Extracted data entries:
+---+

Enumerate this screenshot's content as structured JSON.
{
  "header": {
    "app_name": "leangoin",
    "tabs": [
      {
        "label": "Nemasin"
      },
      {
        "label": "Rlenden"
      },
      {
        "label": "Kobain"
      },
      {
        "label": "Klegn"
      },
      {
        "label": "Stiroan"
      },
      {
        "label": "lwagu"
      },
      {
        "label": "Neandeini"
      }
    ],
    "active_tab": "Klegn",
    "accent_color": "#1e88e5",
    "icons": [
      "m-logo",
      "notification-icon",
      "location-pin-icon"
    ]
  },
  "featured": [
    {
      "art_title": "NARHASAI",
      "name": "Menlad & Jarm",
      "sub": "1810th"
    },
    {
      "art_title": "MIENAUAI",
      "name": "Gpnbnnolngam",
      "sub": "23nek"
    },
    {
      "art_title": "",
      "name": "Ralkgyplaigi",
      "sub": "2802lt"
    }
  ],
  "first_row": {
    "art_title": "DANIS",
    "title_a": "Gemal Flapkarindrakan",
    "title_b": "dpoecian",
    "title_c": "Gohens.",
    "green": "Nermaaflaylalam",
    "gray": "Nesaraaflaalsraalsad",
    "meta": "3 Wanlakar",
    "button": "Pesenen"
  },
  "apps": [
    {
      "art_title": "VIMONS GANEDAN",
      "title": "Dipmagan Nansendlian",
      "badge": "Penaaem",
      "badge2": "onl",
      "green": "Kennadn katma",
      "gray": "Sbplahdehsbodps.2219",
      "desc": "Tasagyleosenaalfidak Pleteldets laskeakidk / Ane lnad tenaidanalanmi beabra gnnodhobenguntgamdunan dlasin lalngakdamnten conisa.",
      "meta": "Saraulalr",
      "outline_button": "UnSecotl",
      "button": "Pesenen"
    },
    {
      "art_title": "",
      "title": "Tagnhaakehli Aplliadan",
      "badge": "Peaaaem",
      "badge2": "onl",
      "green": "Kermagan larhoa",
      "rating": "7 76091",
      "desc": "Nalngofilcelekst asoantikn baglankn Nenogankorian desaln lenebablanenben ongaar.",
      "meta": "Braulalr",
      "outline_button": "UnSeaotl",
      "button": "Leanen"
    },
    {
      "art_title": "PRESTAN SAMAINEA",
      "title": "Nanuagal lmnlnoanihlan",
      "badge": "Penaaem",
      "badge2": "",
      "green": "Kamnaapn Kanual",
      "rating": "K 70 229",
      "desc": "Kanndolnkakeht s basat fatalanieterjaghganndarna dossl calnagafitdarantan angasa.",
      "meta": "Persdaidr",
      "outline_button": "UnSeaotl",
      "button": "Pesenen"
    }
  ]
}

+---+

■ Requirement ■
Copy out each line of the entries that holds "green".

■ Task solution ■
    "green": "Nermaaflaylalam",
      "green": "Kennadn katma",
      "green": "Kermagan larhoa",
      "green": "Kamnaapn Kanual",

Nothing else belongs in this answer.